STATED TASK
Select every line containing the word "object" from the material, and copy those lines.

--- BEGIN ---

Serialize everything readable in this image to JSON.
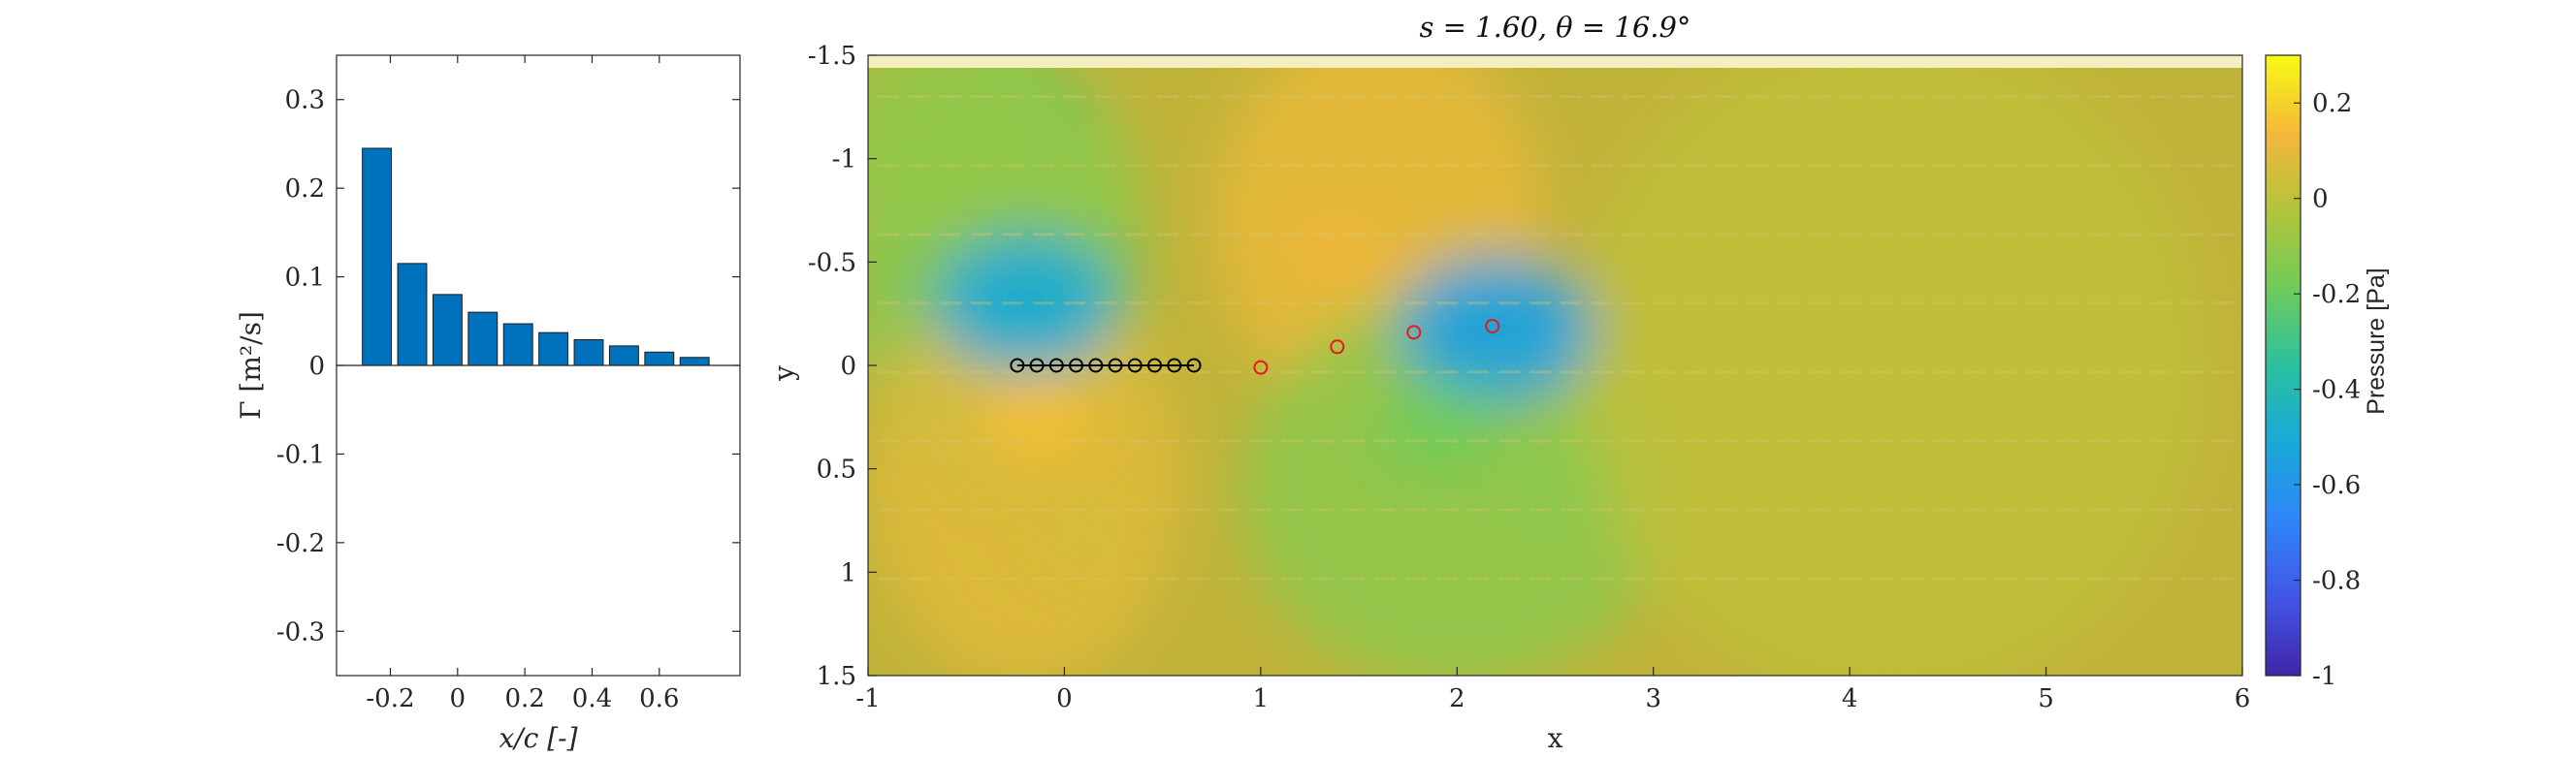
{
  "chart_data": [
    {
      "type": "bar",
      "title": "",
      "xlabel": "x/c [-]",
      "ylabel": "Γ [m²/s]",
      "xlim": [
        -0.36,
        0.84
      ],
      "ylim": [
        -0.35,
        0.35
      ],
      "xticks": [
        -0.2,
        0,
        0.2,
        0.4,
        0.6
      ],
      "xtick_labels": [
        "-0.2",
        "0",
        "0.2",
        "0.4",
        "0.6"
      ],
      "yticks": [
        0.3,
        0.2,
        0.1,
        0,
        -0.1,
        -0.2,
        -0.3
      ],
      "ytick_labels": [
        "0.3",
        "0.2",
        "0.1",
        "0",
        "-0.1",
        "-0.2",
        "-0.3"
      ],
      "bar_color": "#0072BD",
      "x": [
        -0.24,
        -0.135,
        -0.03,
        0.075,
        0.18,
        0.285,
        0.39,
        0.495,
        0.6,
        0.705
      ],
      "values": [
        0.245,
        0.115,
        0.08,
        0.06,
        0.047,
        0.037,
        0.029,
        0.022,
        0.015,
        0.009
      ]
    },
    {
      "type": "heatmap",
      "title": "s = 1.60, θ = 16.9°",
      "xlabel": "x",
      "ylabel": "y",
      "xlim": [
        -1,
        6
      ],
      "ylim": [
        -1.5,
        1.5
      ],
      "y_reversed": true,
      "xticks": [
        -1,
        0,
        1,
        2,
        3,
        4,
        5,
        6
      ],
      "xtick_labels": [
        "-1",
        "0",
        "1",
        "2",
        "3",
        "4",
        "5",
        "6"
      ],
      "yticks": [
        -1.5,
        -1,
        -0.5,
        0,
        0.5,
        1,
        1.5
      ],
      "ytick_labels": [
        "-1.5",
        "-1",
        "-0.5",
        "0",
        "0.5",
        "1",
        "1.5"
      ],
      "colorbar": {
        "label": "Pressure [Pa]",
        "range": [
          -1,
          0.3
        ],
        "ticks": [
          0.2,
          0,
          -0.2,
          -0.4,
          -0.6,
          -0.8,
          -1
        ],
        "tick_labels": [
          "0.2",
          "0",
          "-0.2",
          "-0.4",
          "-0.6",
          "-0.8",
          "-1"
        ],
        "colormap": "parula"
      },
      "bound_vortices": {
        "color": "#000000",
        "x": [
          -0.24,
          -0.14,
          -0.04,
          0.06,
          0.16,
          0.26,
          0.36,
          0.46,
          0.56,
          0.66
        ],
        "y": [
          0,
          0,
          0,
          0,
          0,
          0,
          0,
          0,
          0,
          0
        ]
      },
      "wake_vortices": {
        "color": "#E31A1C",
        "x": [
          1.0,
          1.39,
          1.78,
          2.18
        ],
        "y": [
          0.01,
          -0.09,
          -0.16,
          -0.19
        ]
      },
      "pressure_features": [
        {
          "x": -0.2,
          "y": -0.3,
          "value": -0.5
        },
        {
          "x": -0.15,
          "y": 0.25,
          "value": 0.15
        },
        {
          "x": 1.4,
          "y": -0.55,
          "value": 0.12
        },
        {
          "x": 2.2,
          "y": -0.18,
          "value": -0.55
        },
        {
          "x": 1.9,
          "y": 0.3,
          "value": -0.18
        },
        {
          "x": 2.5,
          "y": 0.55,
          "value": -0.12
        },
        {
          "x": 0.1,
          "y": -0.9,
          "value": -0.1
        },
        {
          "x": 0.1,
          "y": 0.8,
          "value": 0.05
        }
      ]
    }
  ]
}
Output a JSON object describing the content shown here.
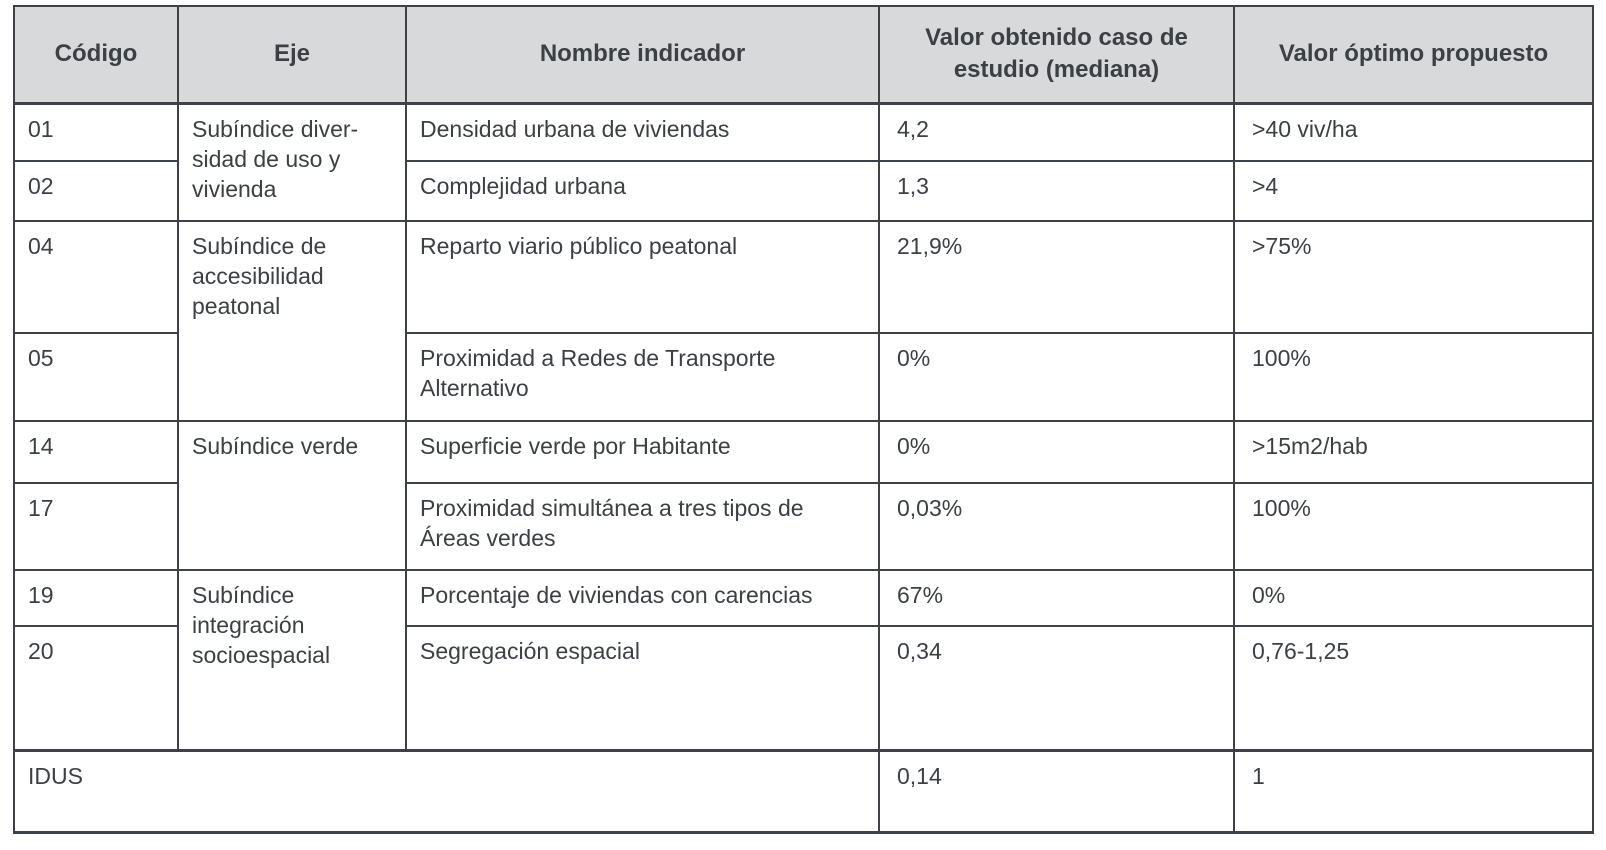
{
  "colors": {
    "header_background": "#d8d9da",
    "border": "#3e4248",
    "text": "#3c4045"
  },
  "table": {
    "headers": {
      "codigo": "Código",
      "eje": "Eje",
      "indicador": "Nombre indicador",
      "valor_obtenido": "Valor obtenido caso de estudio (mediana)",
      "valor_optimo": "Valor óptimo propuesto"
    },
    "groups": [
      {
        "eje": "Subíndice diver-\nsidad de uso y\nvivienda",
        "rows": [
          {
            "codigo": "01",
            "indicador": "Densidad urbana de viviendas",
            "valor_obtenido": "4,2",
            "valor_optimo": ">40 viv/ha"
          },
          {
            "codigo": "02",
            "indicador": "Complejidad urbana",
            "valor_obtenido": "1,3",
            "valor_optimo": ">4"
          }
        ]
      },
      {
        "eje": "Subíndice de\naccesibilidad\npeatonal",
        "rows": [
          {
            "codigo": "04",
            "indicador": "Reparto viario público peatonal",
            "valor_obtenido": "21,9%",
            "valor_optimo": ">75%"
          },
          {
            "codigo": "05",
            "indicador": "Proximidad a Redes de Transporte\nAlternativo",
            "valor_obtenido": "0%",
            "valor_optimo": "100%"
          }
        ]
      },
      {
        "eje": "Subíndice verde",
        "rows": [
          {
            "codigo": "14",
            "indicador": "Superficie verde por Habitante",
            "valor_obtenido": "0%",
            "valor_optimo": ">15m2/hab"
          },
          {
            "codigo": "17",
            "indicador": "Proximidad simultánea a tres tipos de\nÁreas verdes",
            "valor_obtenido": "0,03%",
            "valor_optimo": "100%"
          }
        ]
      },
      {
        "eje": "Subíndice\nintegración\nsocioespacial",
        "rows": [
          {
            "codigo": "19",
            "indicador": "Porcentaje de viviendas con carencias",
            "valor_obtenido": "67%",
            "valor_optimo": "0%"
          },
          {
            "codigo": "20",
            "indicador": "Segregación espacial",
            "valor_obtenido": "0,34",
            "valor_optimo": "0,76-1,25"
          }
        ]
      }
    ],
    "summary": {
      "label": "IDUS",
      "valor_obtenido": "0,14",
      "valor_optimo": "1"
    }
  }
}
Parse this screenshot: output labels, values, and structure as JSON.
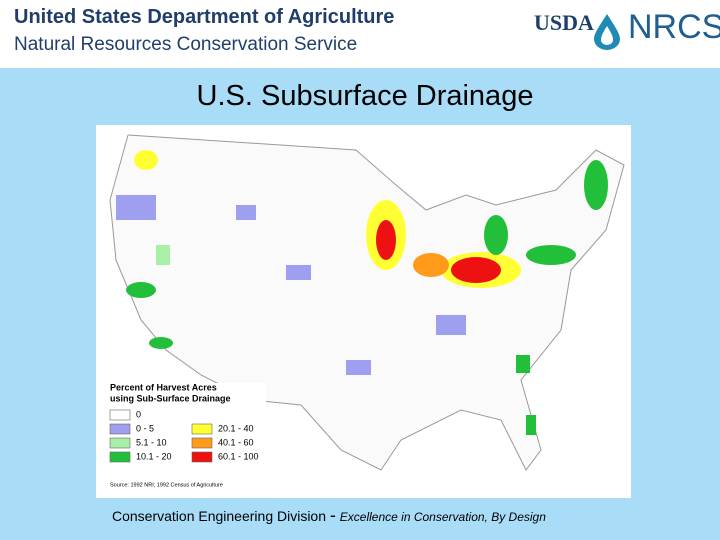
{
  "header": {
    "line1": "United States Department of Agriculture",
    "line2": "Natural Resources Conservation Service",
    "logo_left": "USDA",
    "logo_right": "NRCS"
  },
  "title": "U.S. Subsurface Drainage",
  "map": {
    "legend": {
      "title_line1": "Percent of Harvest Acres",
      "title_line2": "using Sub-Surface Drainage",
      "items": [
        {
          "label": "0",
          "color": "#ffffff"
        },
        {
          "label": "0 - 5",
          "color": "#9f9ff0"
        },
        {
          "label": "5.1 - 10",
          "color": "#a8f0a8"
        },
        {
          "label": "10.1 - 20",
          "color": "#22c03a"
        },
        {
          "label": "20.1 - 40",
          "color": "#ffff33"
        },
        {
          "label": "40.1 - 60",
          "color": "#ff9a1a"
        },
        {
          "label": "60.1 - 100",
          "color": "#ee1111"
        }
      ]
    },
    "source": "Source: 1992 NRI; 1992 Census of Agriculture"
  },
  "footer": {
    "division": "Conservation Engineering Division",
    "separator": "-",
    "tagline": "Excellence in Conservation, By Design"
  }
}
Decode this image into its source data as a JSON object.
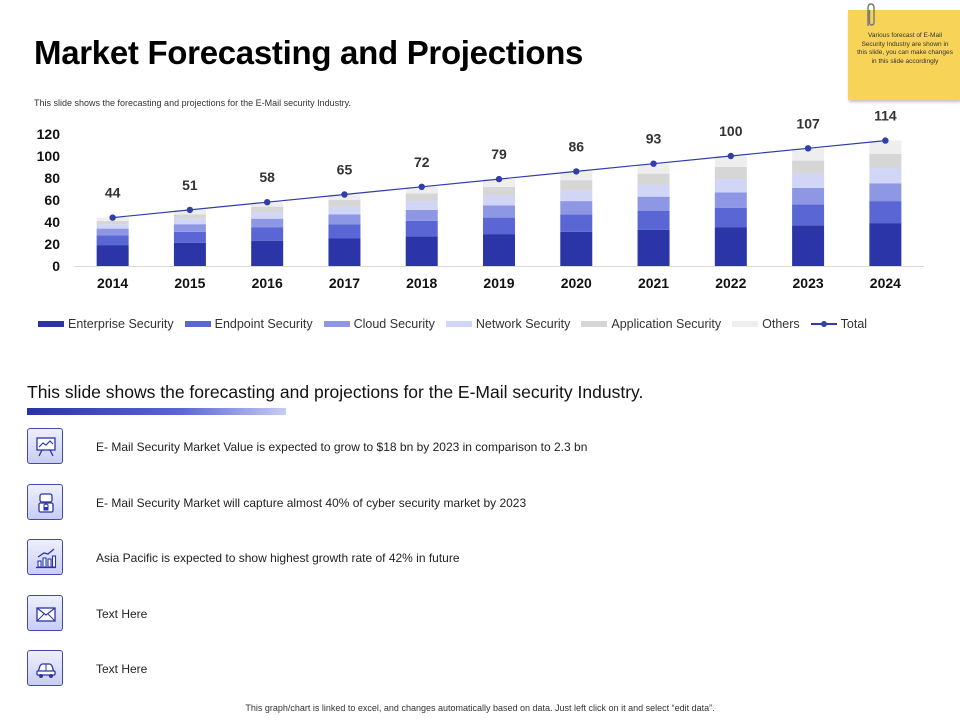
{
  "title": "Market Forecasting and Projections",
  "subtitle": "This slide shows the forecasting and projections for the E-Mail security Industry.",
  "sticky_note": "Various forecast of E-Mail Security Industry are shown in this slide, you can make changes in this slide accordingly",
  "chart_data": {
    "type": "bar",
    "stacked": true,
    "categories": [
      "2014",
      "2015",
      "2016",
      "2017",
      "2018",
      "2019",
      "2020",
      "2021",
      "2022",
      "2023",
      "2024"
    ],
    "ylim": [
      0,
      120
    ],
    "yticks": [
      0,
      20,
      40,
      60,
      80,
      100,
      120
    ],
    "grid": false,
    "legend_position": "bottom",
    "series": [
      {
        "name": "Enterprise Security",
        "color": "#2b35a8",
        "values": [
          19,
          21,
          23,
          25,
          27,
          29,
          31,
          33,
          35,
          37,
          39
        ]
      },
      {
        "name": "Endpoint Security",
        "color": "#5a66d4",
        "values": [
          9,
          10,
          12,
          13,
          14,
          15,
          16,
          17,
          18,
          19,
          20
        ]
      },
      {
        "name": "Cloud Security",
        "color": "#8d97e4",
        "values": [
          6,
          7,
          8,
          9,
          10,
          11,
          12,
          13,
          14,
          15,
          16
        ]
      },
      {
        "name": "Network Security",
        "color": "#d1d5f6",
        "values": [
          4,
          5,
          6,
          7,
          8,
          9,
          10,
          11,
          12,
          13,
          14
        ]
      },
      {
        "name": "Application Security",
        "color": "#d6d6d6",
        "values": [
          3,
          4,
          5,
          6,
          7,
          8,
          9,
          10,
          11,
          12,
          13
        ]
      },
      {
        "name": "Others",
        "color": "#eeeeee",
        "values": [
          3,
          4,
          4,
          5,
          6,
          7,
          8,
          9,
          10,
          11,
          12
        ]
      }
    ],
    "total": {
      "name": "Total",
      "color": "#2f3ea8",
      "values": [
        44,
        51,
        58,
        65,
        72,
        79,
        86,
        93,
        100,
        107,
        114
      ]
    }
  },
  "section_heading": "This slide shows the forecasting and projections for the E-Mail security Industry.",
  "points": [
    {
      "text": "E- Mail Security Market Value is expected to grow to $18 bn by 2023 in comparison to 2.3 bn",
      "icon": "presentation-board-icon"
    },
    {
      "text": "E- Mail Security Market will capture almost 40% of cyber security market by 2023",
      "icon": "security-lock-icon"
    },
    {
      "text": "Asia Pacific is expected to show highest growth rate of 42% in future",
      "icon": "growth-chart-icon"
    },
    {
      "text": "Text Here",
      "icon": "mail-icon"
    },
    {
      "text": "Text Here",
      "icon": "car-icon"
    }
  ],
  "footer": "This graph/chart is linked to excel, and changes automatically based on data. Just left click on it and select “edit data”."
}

--- END ---

THE REPLY
Output a JSON object describing the content shown here.
Decode this image into its source data as a JSON object.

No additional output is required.